Dataset extract:
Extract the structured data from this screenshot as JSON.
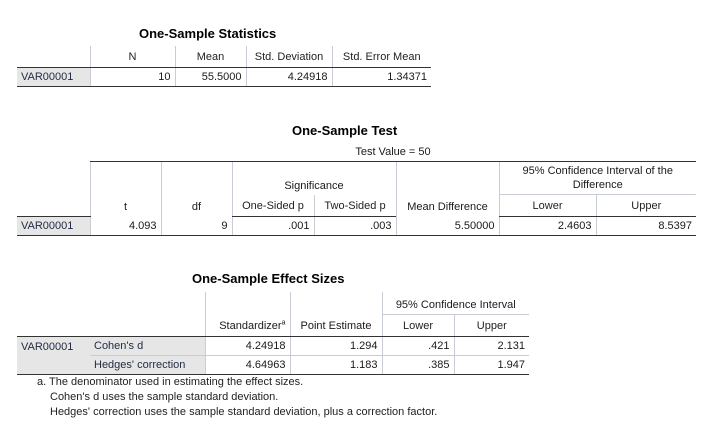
{
  "stats": {
    "title": "One-Sample Statistics",
    "headers": [
      "N",
      "Mean",
      "Std. Deviation",
      "Std. Error Mean"
    ],
    "row": {
      "label": "VAR00001",
      "n": "10",
      "mean": "55.5000",
      "sd": "4.24918",
      "sem": "1.34371"
    }
  },
  "test": {
    "title": "One-Sample Test",
    "test_value": "Test Value = 50",
    "significance": "Significance",
    "ci_title": "95% Confidence Interval of the Difference",
    "headers": {
      "t": "t",
      "df": "df",
      "one_sided": "One-Sided p",
      "two_sided": "Two-Sided p",
      "mean_diff": "Mean Difference",
      "lower": "Lower",
      "upper": "Upper"
    },
    "row": {
      "label": "VAR00001",
      "t": "4.093",
      "df": "9",
      "one_sided": ".001",
      "two_sided": ".003",
      "mean_diff": "5.50000",
      "lower": "2.4603",
      "upper": "8.5397"
    }
  },
  "effect": {
    "title": "One-Sample Effect Sizes",
    "ci_title": "95% Confidence Interval",
    "headers": {
      "standardizer": "Standardizer",
      "standardizer_sup": "a",
      "point": "Point Estimate",
      "lower": "Lower",
      "upper": "Upper"
    },
    "var_label": "VAR00001",
    "rows": [
      {
        "label": "Cohen's d",
        "standardizer": "4.24918",
        "point": "1.294",
        "lower": ".421",
        "upper": "2.131"
      },
      {
        "label": "Hedges' correction",
        "standardizer": "4.64963",
        "point": "1.183",
        "lower": ".385",
        "upper": "1.947"
      }
    ],
    "footnotes": [
      "a. The denominator used in estimating the effect sizes.",
      "Cohen's d uses the sample standard deviation.",
      "Hedges' correction uses the sample standard deviation, plus a correction factor."
    ]
  }
}
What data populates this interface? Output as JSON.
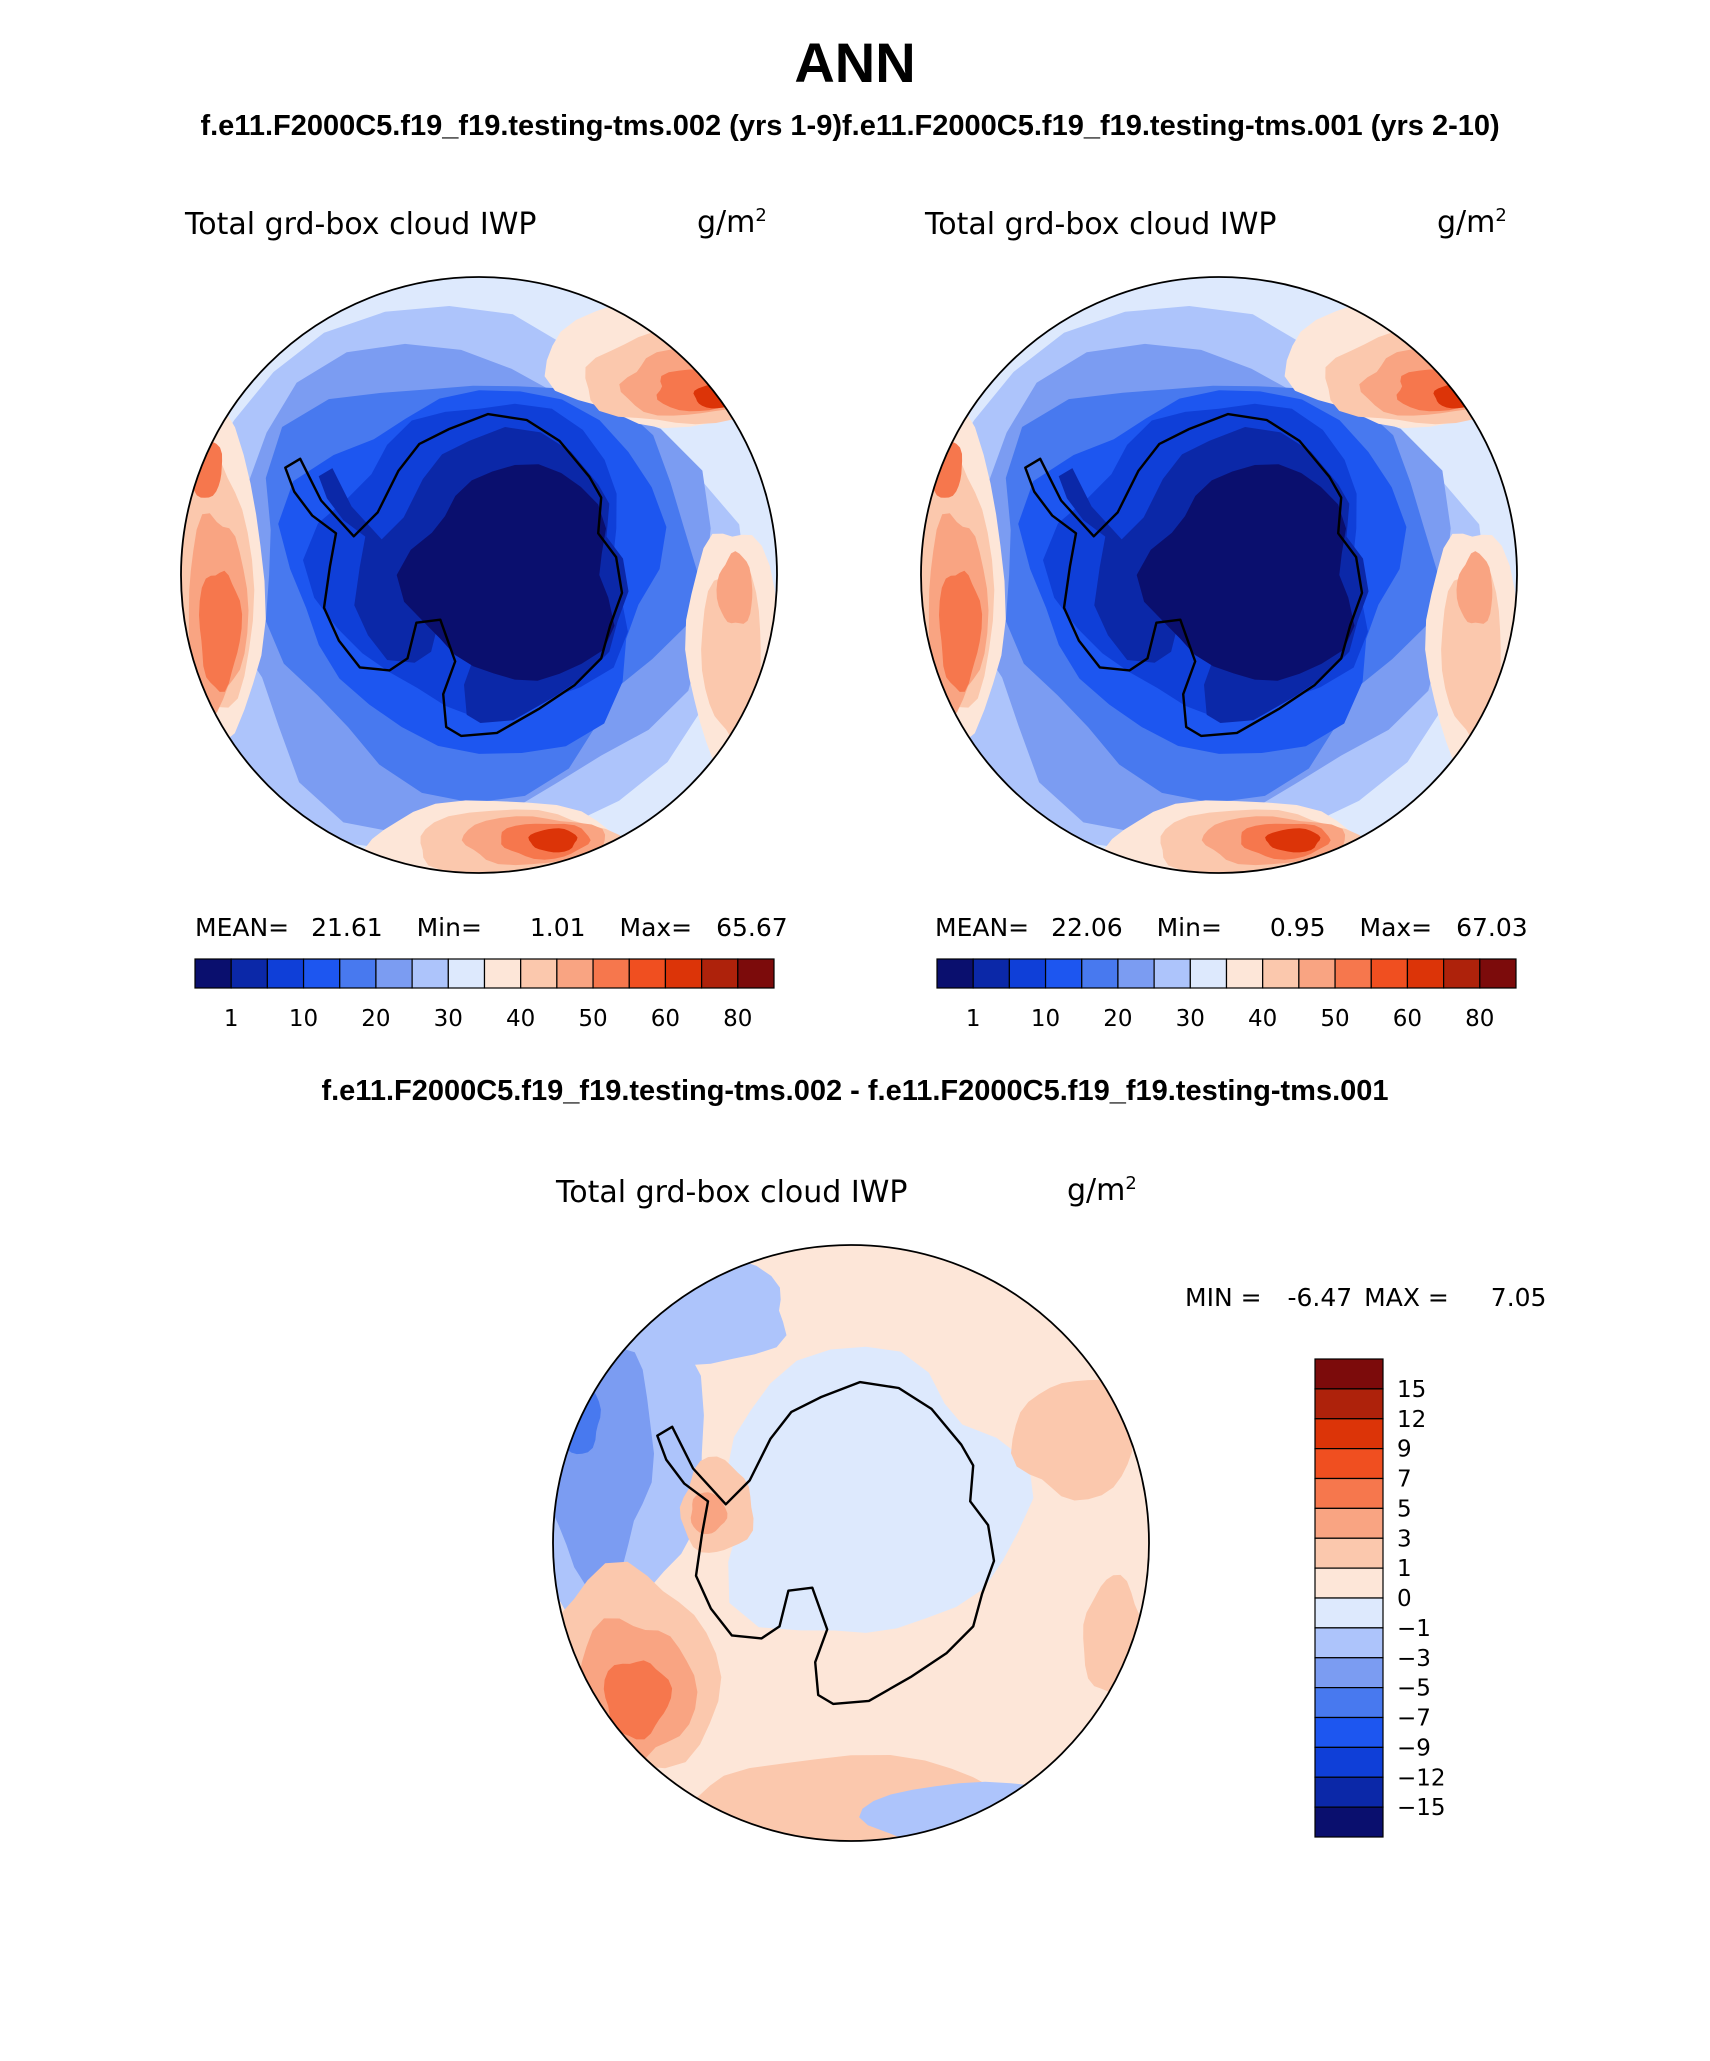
{
  "page": {
    "title": "ANN",
    "case_left_title": "f.e11.F2000C5.f19_f19.testing-tms.002 (yrs 1-9)",
    "case_right_title": "f.e11.F2000C5.f19_f19.testing-tms.001 (yrs 2-10)",
    "diff_title": "f.e11.F2000C5.f19_f19.testing-tms.002 - f.e11.F2000C5.f19_f19.testing-tms.001"
  },
  "colors": {
    "background": "#ffffff",
    "coastline": "#000000",
    "ocean_base_blue": "#a8c4ff",
    "ocean_base_red": "#f6a27e"
  },
  "chart_data": [
    {
      "type": "heatmap",
      "projection": "south-polar-stereographic",
      "variable": "Total grd-box cloud IWP",
      "units": "g/m²",
      "units_base": "g/m",
      "units_exp": "2",
      "stats": {
        "mean_label": "MEAN=",
        "mean": "21.61",
        "min_label": "Min=",
        "min": "1.01",
        "max_label": "Max=",
        "max": "65.67"
      },
      "colorbar": {
        "orientation": "horizontal",
        "levels": [
          "1",
          "10",
          "20",
          "30",
          "40",
          "50",
          "60",
          "80"
        ],
        "colors": [
          "#0a0f6e",
          "#0b28a8",
          "#0f3fd8",
          "#1d56f0",
          "#4879ef",
          "#7b9cf2",
          "#adc4fb",
          "#dde9fd",
          "#fde6d8",
          "#fbc8ad",
          "#f9a482",
          "#f6774d",
          "#f04f20",
          "#dc3408",
          "#ae220b",
          "#7c0b0b"
        ]
      },
      "regions": {
        "ocean_ring": "light-blue to white",
        "subpolar_maxima": "red near 60S",
        "antarctic_interior": "dark blue"
      }
    },
    {
      "type": "heatmap",
      "projection": "south-polar-stereographic",
      "variable": "Total grd-box cloud IWP",
      "units": "g/m²",
      "units_base": "g/m",
      "units_exp": "2",
      "stats": {
        "mean_label": "MEAN=",
        "mean": "22.06",
        "min_label": "Min=",
        "min": "0.95",
        "max_label": "Max=",
        "max": "67.03"
      },
      "colorbar": {
        "orientation": "horizontal",
        "levels": [
          "1",
          "10",
          "20",
          "30",
          "40",
          "50",
          "60",
          "80"
        ],
        "colors": [
          "#0a0f6e",
          "#0b28a8",
          "#0f3fd8",
          "#1d56f0",
          "#4879ef",
          "#7b9cf2",
          "#adc4fb",
          "#dde9fd",
          "#fde6d8",
          "#fbc8ad",
          "#f9a482",
          "#f6774d",
          "#f04f20",
          "#dc3408",
          "#ae220b",
          "#7c0b0b"
        ]
      }
    },
    {
      "type": "heatmap",
      "projection": "south-polar-stereographic",
      "variable": "Total grd-box cloud IWP",
      "units": "g/m²",
      "units_base": "g/m",
      "units_exp": "2",
      "stats": {
        "min_label": "MIN =",
        "min": "-6.47",
        "max_label": "MAX =",
        "max": "7.05"
      },
      "colorbar": {
        "orientation": "vertical",
        "levels": [
          "15",
          "12",
          "9",
          "7",
          "5",
          "3",
          "1",
          "0",
          "-1",
          "-3",
          "-5",
          "-7",
          "-9",
          "-12",
          "-15"
        ],
        "colors": [
          "#7c0b0b",
          "#ae220b",
          "#dc3408",
          "#f04f20",
          "#f6774d",
          "#f9a482",
          "#fbc8ad",
          "#fde6d8",
          "#dde9fd",
          "#adc4fb",
          "#7b9cf2",
          "#4879ef",
          "#1d56f0",
          "#0f3fd8",
          "#0b28a8",
          "#0a0f6e"
        ]
      }
    }
  ]
}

Task directions: Above is a listing; report how many of its lines include the word "Cohen", giving the number only.

Result of the task: 2